=== Records supplied ===

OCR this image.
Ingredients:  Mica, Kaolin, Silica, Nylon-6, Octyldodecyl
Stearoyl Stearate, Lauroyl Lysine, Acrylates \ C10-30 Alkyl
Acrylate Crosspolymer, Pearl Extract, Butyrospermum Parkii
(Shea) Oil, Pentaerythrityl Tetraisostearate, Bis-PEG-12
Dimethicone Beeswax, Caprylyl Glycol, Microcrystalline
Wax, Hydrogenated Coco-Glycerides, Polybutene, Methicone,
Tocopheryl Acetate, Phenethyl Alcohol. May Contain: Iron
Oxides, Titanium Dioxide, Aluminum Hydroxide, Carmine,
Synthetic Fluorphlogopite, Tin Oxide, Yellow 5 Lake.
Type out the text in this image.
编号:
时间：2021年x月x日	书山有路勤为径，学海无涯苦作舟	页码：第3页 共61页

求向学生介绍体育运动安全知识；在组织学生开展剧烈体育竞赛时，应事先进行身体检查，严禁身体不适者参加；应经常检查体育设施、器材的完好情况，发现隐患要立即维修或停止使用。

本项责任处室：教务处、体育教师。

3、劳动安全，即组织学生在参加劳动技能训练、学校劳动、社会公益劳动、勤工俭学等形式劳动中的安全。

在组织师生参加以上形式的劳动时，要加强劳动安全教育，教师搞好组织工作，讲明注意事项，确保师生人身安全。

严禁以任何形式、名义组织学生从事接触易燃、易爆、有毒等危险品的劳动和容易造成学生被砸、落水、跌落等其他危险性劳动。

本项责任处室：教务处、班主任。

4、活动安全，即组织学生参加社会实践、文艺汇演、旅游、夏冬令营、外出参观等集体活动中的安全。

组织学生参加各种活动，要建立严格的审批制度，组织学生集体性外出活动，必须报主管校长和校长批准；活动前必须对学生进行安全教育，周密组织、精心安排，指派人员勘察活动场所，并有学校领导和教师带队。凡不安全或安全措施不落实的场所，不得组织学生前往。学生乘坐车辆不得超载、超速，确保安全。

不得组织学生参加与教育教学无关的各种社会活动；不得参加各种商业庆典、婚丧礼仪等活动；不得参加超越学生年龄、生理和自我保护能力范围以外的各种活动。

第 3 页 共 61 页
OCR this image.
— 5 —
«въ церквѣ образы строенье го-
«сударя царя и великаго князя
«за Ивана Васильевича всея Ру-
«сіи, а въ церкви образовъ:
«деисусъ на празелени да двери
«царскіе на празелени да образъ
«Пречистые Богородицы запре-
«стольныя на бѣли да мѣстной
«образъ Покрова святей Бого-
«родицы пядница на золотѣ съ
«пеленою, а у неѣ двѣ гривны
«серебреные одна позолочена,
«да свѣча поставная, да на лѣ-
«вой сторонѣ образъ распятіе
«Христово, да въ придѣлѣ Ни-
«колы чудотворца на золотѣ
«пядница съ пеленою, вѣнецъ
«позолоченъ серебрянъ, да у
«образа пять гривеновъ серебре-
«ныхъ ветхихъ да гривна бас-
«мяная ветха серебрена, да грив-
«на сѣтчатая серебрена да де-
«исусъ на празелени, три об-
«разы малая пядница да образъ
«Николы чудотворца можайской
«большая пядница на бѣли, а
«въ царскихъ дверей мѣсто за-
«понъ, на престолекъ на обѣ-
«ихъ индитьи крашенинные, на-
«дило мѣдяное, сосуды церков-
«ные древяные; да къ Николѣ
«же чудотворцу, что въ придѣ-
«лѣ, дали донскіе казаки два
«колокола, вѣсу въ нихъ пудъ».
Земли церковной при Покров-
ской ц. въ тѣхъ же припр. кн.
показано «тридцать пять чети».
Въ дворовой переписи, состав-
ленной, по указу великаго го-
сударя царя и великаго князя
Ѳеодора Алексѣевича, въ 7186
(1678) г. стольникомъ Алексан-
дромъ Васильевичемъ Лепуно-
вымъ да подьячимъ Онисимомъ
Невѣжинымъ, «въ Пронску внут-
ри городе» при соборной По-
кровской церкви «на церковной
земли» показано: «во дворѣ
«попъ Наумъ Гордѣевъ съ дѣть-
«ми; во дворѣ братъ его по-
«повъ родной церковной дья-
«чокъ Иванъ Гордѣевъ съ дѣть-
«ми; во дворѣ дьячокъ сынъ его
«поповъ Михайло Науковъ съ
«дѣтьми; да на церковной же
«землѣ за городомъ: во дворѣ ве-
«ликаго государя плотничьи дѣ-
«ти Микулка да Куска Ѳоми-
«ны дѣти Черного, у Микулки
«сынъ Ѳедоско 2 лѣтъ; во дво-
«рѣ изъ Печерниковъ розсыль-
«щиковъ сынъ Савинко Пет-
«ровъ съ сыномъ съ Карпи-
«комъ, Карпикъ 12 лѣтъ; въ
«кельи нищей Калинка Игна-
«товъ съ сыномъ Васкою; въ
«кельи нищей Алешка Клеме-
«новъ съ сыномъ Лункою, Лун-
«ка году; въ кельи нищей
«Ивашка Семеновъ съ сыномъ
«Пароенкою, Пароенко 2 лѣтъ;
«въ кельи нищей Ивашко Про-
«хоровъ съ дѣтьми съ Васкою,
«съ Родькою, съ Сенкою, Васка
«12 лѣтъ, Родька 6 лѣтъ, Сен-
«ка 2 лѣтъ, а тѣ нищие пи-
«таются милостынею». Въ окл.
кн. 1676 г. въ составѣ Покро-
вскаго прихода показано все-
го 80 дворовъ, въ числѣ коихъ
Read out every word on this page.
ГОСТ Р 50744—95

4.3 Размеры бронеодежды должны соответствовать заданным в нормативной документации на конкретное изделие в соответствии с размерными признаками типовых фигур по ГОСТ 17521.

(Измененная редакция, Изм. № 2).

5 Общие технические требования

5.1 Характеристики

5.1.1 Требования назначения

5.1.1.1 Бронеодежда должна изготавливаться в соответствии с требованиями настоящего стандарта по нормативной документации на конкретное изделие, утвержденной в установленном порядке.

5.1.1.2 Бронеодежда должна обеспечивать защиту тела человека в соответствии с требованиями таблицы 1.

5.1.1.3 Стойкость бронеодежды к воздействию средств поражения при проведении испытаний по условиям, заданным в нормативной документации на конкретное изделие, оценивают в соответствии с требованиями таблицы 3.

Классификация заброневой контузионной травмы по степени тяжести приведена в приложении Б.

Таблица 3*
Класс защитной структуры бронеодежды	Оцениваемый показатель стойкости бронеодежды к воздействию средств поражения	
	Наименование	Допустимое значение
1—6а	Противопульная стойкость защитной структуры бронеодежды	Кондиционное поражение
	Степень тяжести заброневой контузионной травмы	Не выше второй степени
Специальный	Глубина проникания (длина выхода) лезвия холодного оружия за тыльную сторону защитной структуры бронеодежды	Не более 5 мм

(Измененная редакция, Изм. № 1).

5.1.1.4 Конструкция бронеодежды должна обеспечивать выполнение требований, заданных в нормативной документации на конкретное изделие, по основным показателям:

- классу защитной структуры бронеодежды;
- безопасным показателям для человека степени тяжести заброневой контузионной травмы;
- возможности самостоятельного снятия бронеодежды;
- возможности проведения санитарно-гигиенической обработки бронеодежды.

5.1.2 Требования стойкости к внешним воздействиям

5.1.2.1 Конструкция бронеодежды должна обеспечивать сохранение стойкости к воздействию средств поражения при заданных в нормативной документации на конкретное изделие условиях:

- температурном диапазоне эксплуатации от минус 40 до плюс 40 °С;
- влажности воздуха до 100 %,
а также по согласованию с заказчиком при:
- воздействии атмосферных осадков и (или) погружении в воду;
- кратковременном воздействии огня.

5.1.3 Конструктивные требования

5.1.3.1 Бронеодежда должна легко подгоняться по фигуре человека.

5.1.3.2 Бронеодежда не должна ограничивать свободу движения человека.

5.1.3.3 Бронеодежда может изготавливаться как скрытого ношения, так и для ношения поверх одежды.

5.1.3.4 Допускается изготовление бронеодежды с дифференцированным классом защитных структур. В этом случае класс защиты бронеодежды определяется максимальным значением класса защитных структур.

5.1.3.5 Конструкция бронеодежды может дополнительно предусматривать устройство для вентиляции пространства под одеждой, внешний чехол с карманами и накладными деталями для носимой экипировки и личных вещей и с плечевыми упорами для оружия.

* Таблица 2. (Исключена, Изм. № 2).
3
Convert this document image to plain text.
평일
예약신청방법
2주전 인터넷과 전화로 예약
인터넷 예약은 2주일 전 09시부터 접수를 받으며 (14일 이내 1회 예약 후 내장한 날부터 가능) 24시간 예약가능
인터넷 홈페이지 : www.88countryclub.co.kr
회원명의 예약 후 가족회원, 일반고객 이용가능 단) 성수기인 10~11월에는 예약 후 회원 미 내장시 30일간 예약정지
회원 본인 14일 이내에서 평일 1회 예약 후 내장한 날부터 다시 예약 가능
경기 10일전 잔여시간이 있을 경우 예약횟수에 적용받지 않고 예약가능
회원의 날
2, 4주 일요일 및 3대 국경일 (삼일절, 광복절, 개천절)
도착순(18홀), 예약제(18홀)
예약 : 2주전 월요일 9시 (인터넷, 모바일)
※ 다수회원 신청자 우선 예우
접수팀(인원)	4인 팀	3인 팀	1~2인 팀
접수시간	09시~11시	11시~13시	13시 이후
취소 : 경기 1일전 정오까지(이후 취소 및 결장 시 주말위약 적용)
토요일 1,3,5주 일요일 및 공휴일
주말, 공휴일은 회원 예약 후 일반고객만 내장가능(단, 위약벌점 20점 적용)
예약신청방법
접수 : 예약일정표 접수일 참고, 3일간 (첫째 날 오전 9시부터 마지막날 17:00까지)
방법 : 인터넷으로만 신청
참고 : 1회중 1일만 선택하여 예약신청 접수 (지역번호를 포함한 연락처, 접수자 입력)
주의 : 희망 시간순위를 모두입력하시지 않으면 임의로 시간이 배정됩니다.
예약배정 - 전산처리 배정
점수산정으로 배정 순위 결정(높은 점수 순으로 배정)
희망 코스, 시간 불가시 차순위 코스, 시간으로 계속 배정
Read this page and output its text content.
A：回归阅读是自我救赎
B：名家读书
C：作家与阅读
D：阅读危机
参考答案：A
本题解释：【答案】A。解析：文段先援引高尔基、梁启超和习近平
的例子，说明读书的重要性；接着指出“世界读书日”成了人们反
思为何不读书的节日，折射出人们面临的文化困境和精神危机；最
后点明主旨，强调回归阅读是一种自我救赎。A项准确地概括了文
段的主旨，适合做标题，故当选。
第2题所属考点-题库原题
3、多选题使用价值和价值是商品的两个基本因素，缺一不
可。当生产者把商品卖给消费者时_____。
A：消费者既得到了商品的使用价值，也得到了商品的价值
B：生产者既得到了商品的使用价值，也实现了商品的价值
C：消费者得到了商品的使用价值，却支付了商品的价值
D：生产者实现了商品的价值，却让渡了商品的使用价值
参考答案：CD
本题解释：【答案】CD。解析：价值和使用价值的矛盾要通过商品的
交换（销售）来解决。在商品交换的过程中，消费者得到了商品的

===

Check each line of the entries above for the word "показателям". List the ones that have it.

**Exercise result**
5.1.1.4 Конструкция бронеодежды должна обеспечивать выполнение требований, заданных в нормативной документации на конкретное изделие, по основным показателям:
- безопасным показателям для человека степени тяжести заброневой контузионной травмы;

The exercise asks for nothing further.